● **WHAT THE EXERCISE ASKS**
Reproduce all of the rows below with every occurrence of "bar-segment" replaced by "stacked-bar" and everything else left unchanged. Omit the pictures from your answer.

● **AVAILABLE RECORDS**
※

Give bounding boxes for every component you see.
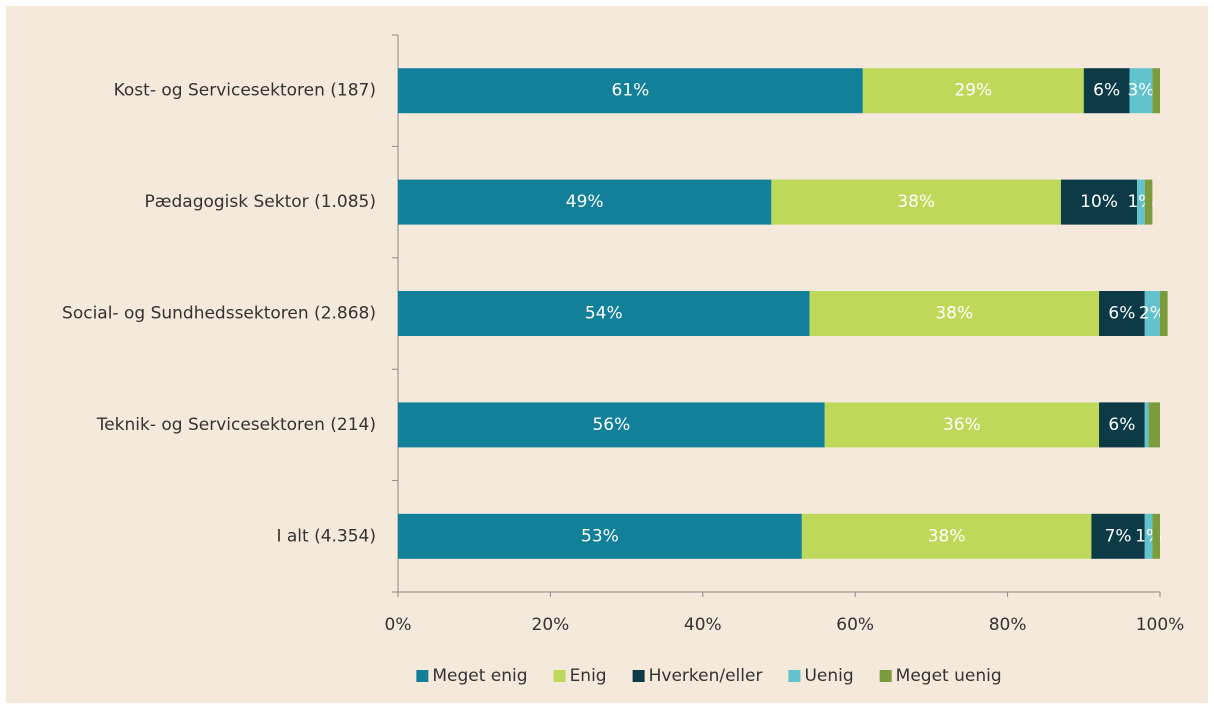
legend-swatch xyxy=(879,670,892,682)
value-label: 3% xyxy=(1127,81,1154,101)
bar-segment xyxy=(398,179,772,225)
bar-segment xyxy=(1144,179,1153,225)
x-tick-label: 100% xyxy=(1136,615,1185,635)
category-label: Social- og Sundhedssektoren (2.868) xyxy=(62,304,376,324)
bar-segment xyxy=(1060,179,1138,225)
bar-segment xyxy=(398,513,802,559)
value-label: 36% xyxy=(943,415,981,435)
bar-segment xyxy=(1137,179,1145,225)
legend-label: Hverken/eller xyxy=(649,666,763,686)
bar-segment xyxy=(1144,291,1160,336)
value-label: 38% xyxy=(935,304,973,324)
value-label: 61% xyxy=(612,81,650,101)
bar-segment xyxy=(1129,68,1153,114)
bar-segment xyxy=(809,291,1100,336)
bar-segment xyxy=(862,68,1084,114)
legend-label: Meget uenig xyxy=(896,666,1002,686)
bar-segment xyxy=(398,68,863,114)
category-label: Teknik- og Servicesektoren (214) xyxy=(96,415,376,435)
x-tick-label: 20% xyxy=(532,615,570,635)
value-label: 54% xyxy=(585,304,623,324)
value-label: 29% xyxy=(954,81,992,101)
bar-segment xyxy=(1152,513,1160,559)
legend-swatch xyxy=(553,670,566,682)
value-label: 49% xyxy=(566,192,604,212)
bar-segment xyxy=(801,513,1092,559)
bar-segment xyxy=(1148,402,1160,448)
legend-label: Enig xyxy=(570,666,607,686)
value-label: 6% xyxy=(1108,304,1135,324)
bar-segment xyxy=(398,291,810,336)
category-label: I alt (4.354) xyxy=(276,526,376,546)
value-label: 10% xyxy=(1080,192,1118,212)
bar-segment xyxy=(1144,513,1153,559)
x-tick-label: 60% xyxy=(836,615,874,635)
value-label: 53% xyxy=(581,526,619,546)
bar-segment xyxy=(1083,68,1130,114)
x-tick-label: 0% xyxy=(385,615,412,635)
x-tick-label: 80% xyxy=(989,615,1027,635)
legend-swatch xyxy=(632,670,645,682)
bar-segment xyxy=(1091,513,1145,559)
value-label: 56% xyxy=(592,415,630,435)
legend-swatch xyxy=(788,670,801,682)
bar-segment xyxy=(398,402,825,448)
chart-background xyxy=(6,6,1208,703)
bar-segment xyxy=(1099,402,1145,448)
bar-segment xyxy=(771,179,1061,225)
value-label: 2% xyxy=(1139,304,1166,324)
category-label: Kost- og Servicesektoren (187) xyxy=(114,81,376,101)
value-label: 38% xyxy=(928,526,966,546)
value-label: 6% xyxy=(1108,415,1135,435)
value-label: 38% xyxy=(897,192,935,212)
bar-segment xyxy=(824,402,1100,448)
category-label: Pædagogisk Sektor (1.085) xyxy=(145,192,376,212)
bar-segment xyxy=(1160,291,1168,336)
legend-label: Meget enig xyxy=(432,666,527,686)
value-label: 6% xyxy=(1093,81,1120,101)
x-tick-label: 40% xyxy=(684,615,722,635)
legend-label: Uenig xyxy=(804,666,853,686)
legend-swatch xyxy=(416,670,429,682)
value-label: 7% xyxy=(1105,526,1132,546)
bar-segment xyxy=(1144,402,1149,448)
bar-segment xyxy=(1152,68,1160,114)
bar-segment xyxy=(1099,291,1145,336)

※

● **ANSWER TO THE PROBLEM**
Give bounding boxes for every component you see.
legend-swatch xyxy=(879,670,892,682)
value-label: 3% xyxy=(1127,81,1154,101)
stacked-bar xyxy=(398,179,772,225)
stacked-bar xyxy=(1144,179,1153,225)
x-tick-label: 100% xyxy=(1136,615,1185,635)
category-label: Social- og Sundhedssektoren (2.868) xyxy=(62,304,376,324)
stacked-bar xyxy=(1060,179,1138,225)
stacked-bar xyxy=(398,513,802,559)
value-label: 36% xyxy=(943,415,981,435)
stacked-bar xyxy=(1137,179,1145,225)
legend-label: Hverken/eller xyxy=(649,666,763,686)
stacked-bar xyxy=(1144,291,1160,336)
value-label: 38% xyxy=(935,304,973,324)
value-label: 61% xyxy=(612,81,650,101)
stacked-bar xyxy=(1129,68,1153,114)
stacked-bar xyxy=(809,291,1100,336)
stacked-bar xyxy=(862,68,1084,114)
legend-label: Meget uenig xyxy=(896,666,1002,686)
stacked-bar xyxy=(398,68,863,114)
category-label: Teknik- og Servicesektoren (214) xyxy=(96,415,376,435)
x-tick-label: 20% xyxy=(532,615,570,635)
value-label: 54% xyxy=(585,304,623,324)
value-label: 29% xyxy=(954,81,992,101)
stacked-bar xyxy=(1152,513,1160,559)
legend-swatch xyxy=(553,670,566,682)
value-label: 49% xyxy=(566,192,604,212)
stacked-bar xyxy=(801,513,1092,559)
stacked-bar xyxy=(1148,402,1160,448)
legend-label: Enig xyxy=(570,666,607,686)
value-label: 6% xyxy=(1108,304,1135,324)
stacked-bar xyxy=(398,291,810,336)
category-label: I alt (4.354) xyxy=(276,526,376,546)
value-label: 10% xyxy=(1080,192,1118,212)
stacked-bar xyxy=(1144,513,1153,559)
x-tick-label: 60% xyxy=(836,615,874,635)
value-label: 53% xyxy=(581,526,619,546)
stacked-bar xyxy=(1083,68,1130,114)
x-tick-label: 0% xyxy=(385,615,412,635)
x-tick-label: 80% xyxy=(989,615,1027,635)
legend-swatch xyxy=(632,670,645,682)
stacked-bar xyxy=(1091,513,1145,559)
value-label: 56% xyxy=(592,415,630,435)
legend-swatch xyxy=(788,670,801,682)
stacked-bar xyxy=(398,402,825,448)
chart-background xyxy=(6,6,1208,703)
stacked-bar xyxy=(1099,402,1145,448)
stacked-bar xyxy=(771,179,1061,225)
value-label: 2% xyxy=(1139,304,1166,324)
category-label: Kost- og Servicesektoren (187) xyxy=(114,81,376,101)
value-label: 38% xyxy=(928,526,966,546)
value-label: 6% xyxy=(1108,415,1135,435)
value-label: 38% xyxy=(897,192,935,212)
stacked-bar xyxy=(824,402,1100,448)
category-label: Pædagogisk Sektor (1.085) xyxy=(145,192,376,212)
stacked-bar xyxy=(1160,291,1168,336)
legend-label: Meget enig xyxy=(432,666,527,686)
value-label: 6% xyxy=(1093,81,1120,101)
x-tick-label: 40% xyxy=(684,615,722,635)
legend-label: Uenig xyxy=(804,666,853,686)
legend-swatch xyxy=(416,670,429,682)
value-label: 7% xyxy=(1105,526,1132,546)
stacked-bar xyxy=(1144,402,1149,448)
stacked-bar xyxy=(1152,68,1160,114)
stacked-bar xyxy=(1099,291,1145,336)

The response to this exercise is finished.